### RECORDS PROVIDED ###
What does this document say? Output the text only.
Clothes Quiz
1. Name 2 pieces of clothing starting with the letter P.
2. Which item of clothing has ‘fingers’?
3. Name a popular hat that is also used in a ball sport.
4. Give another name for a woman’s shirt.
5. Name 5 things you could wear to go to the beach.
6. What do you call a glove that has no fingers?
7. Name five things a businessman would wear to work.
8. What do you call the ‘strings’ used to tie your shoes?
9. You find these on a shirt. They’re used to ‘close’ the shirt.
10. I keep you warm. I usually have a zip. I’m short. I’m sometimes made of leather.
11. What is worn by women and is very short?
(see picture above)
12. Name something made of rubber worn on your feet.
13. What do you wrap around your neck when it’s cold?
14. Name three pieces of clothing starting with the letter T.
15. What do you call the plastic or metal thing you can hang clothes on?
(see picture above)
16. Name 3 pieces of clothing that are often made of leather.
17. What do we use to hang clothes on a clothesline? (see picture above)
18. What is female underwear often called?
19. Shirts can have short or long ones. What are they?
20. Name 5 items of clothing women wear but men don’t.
###
# EXERCISE AIM
Gather up every line in the data above that contains the word "used", copying each one.

# RESULT
3. Name a popular hat that is also used in a ball sport.
8. What do you call the ‘strings’ used to tie your shoes?
9. You find these on a shirt. They’re used to ‘close’ the shirt.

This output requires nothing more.